● Raw records
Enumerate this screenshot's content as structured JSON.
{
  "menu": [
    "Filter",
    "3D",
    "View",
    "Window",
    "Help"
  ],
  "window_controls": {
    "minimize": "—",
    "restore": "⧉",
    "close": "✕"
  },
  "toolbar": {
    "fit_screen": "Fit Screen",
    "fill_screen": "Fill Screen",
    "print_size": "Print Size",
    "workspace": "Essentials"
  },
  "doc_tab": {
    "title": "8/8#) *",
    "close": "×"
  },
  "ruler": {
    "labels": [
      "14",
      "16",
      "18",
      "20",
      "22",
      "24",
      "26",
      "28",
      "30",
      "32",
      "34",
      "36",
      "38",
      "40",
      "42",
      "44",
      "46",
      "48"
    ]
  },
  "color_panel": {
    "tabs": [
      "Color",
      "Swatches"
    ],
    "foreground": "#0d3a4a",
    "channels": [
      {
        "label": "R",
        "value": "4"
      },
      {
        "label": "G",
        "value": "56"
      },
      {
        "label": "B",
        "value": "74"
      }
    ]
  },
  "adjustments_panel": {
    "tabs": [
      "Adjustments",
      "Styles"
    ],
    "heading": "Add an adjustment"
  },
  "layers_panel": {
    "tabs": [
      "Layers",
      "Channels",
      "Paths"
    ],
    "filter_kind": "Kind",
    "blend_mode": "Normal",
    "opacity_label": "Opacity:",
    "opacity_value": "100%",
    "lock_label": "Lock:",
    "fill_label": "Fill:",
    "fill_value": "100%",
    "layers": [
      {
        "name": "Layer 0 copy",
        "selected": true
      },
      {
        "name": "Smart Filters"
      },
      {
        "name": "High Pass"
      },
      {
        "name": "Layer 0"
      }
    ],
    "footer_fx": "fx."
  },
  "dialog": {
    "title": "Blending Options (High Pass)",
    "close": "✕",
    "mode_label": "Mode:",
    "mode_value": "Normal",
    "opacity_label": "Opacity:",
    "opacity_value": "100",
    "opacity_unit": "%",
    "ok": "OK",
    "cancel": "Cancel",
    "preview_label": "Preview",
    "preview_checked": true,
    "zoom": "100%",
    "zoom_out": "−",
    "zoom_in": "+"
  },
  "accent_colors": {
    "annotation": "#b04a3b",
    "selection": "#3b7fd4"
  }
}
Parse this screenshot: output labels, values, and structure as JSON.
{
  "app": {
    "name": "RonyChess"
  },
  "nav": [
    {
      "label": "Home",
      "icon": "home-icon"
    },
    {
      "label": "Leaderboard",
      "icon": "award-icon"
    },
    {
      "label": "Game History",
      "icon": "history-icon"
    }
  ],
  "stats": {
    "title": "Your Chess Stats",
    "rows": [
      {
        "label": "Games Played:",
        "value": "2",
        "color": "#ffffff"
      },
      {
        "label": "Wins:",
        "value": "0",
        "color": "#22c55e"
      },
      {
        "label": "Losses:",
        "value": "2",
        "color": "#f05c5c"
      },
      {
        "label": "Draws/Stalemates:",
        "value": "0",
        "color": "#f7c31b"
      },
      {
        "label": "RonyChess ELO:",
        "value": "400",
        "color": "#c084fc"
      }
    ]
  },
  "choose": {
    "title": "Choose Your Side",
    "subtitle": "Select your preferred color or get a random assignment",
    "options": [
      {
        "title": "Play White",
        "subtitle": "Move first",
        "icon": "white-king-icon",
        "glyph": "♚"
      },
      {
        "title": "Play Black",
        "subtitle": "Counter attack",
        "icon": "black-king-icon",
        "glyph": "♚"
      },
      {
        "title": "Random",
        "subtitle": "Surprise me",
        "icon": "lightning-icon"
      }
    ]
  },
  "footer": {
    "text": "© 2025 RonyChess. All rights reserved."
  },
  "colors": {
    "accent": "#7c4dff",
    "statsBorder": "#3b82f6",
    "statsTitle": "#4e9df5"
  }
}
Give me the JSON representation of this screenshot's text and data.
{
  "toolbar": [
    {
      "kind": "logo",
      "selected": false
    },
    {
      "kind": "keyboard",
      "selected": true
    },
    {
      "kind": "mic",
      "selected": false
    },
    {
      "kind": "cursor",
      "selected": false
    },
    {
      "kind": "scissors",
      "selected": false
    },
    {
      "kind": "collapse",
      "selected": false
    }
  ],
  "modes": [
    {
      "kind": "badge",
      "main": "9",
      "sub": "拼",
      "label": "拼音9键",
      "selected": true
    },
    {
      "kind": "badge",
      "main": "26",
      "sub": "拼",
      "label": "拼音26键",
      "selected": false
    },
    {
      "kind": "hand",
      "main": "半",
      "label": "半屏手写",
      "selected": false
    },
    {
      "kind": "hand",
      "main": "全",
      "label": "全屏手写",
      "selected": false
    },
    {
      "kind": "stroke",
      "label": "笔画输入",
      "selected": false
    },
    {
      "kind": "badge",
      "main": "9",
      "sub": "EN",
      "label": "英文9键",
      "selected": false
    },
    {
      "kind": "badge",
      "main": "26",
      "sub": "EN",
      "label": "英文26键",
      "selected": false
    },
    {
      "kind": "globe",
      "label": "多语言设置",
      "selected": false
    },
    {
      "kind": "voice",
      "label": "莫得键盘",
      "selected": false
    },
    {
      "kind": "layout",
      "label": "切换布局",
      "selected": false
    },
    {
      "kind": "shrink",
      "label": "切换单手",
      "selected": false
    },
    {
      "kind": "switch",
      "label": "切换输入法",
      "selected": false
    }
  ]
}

● What the task requires
For each line of the entries that includes "JSON", show that line.

● Task response
Enumerate this screenshot's content as structured JSON.
Parse this screenshot: output labels, values, and structure as JSON.
Give me the JSON representation of this screenshot's text and data.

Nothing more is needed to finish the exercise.